━━━ Raw data
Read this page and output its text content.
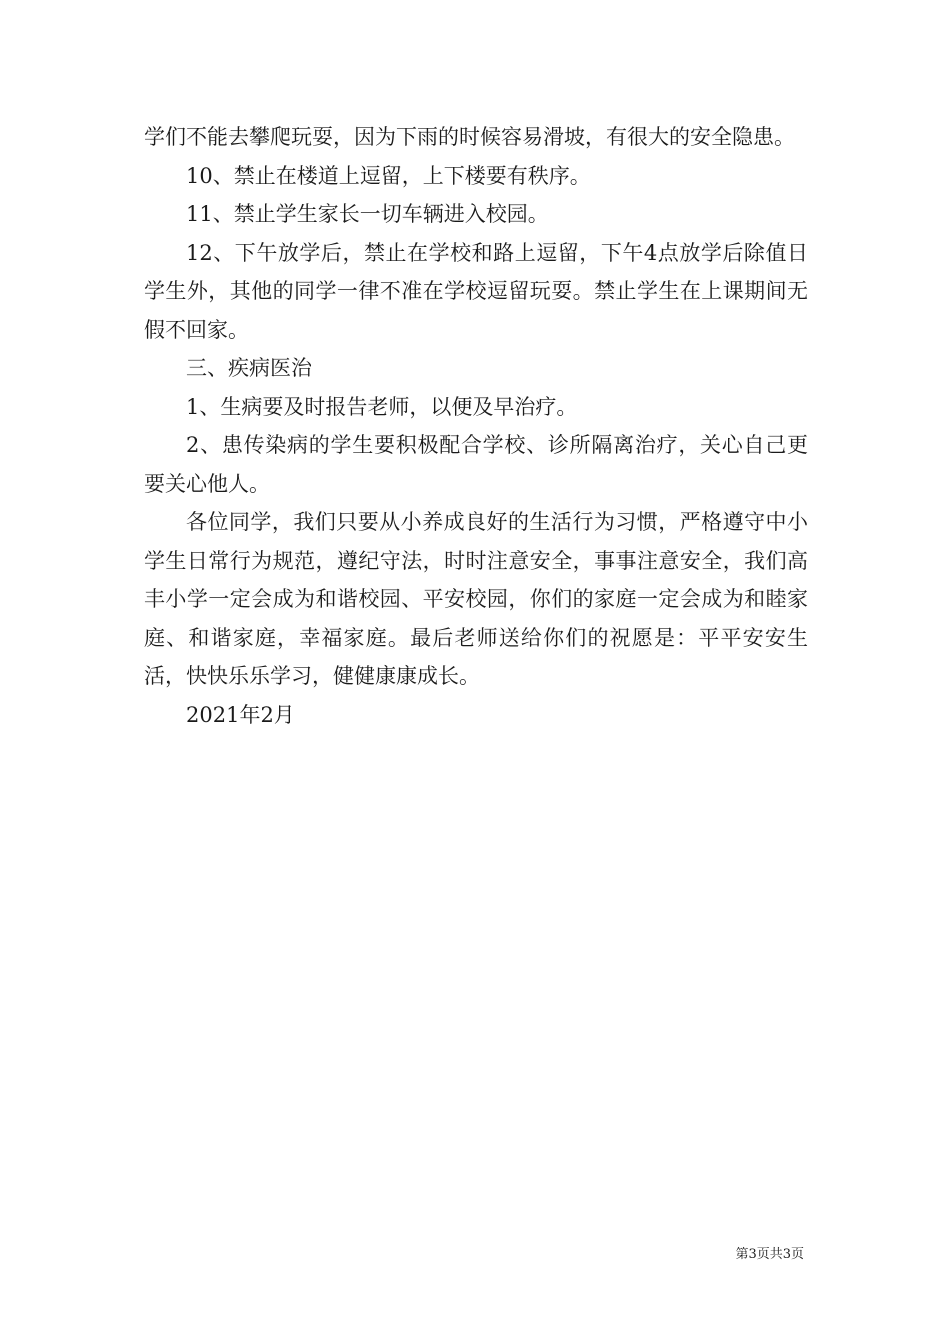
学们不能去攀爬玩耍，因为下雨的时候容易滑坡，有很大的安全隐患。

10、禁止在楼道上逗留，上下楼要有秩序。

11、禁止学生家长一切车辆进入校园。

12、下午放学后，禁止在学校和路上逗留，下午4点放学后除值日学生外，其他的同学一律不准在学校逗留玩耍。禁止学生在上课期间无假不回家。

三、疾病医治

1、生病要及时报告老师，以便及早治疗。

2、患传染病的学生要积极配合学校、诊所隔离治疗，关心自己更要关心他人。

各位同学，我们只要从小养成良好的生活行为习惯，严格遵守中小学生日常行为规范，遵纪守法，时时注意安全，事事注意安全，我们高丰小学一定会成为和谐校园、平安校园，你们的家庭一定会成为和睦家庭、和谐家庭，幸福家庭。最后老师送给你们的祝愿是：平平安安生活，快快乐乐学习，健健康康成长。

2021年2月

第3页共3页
━━━━━━
━━━ Raw data
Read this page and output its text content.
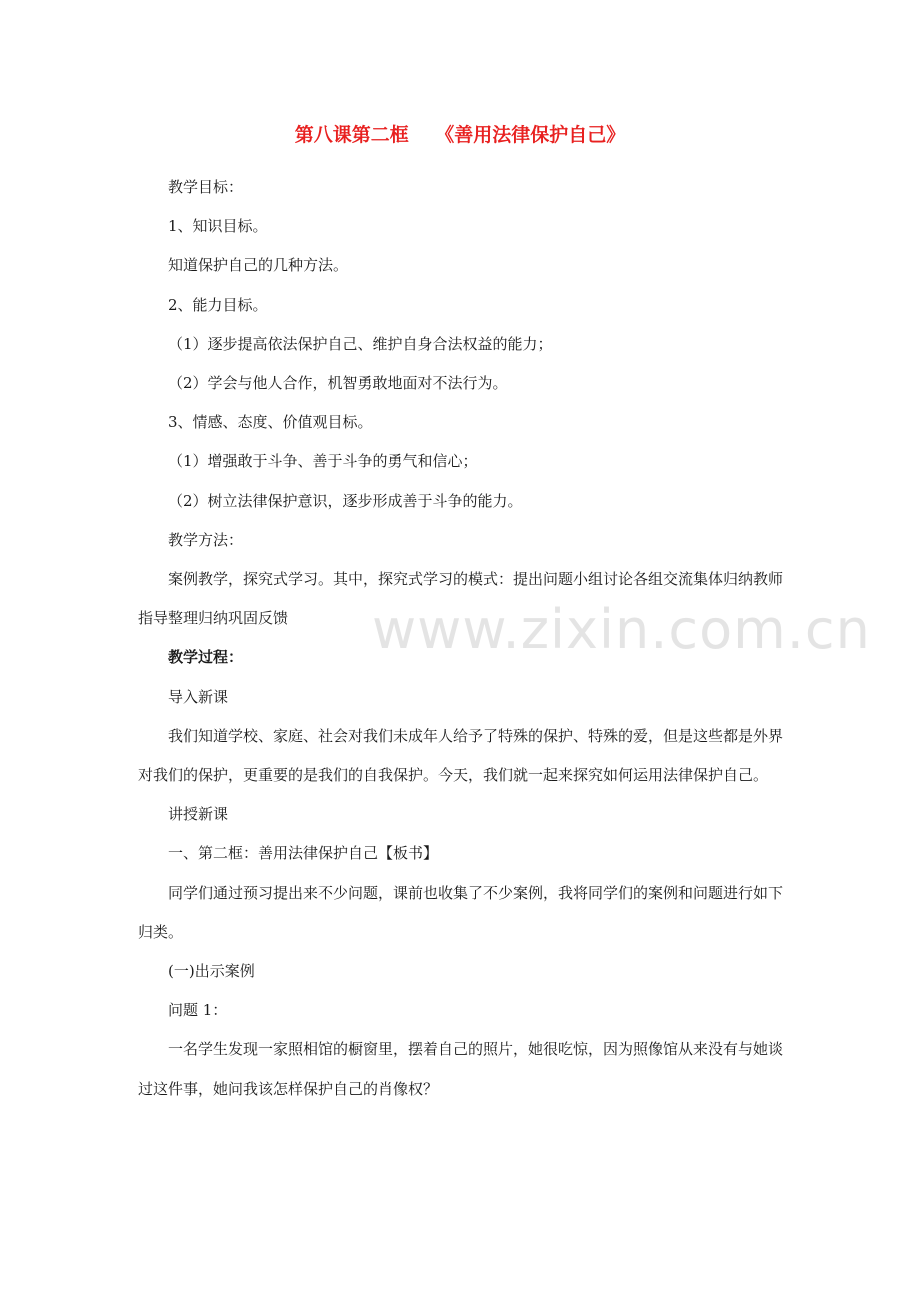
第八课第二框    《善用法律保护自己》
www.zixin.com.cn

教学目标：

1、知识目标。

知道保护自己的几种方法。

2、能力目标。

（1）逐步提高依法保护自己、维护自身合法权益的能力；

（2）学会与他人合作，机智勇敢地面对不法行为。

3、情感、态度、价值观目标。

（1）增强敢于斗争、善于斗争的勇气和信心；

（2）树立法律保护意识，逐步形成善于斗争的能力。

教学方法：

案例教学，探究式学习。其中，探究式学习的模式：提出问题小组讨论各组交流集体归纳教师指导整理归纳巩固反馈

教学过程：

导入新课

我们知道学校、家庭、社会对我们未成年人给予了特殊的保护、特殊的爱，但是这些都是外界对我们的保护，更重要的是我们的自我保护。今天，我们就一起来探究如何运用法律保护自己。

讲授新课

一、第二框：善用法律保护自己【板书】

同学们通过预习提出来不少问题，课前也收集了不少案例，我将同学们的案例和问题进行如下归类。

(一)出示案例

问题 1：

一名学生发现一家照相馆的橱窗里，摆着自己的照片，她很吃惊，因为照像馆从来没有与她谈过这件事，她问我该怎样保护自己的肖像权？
━━━━━━
━━━ Raw data
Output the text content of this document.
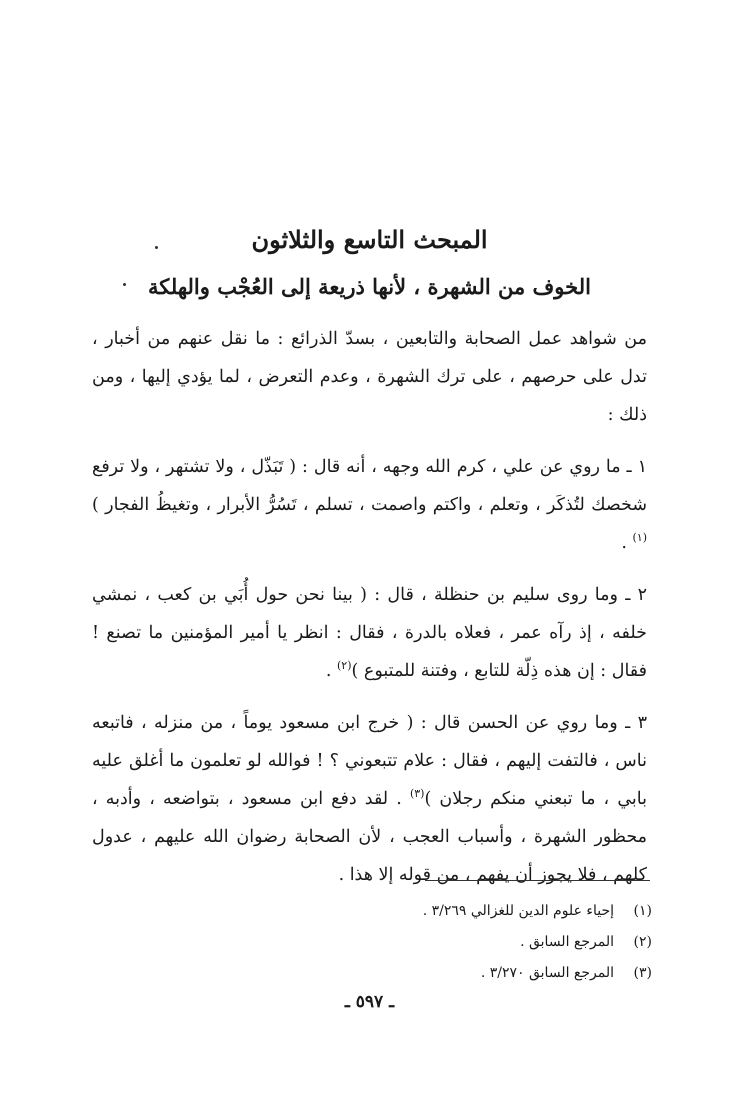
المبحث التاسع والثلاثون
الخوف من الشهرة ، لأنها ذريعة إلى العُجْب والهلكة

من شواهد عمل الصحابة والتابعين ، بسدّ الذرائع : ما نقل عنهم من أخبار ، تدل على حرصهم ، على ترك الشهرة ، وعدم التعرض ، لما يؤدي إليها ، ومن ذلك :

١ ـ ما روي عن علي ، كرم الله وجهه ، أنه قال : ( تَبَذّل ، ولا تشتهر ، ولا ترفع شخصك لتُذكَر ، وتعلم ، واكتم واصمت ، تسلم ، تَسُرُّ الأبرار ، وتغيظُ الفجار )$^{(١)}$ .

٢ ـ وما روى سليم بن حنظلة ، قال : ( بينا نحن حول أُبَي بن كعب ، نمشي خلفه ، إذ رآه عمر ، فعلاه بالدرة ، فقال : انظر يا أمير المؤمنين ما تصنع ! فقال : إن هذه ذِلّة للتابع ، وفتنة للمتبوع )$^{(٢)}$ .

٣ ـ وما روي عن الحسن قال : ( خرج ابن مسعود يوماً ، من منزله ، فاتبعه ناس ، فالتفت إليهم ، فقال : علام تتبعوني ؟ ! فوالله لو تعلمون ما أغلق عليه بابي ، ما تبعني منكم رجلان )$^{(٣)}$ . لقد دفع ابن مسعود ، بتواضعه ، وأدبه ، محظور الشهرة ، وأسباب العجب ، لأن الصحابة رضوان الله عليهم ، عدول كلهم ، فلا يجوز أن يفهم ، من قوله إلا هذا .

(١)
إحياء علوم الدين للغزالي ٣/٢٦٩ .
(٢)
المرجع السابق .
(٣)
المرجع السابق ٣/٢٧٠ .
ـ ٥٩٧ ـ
━━━━━━
**Requirements**.
Tally how many lines in the material above hold the word "الشهرة". Write only that number.

**Correct answer**.
3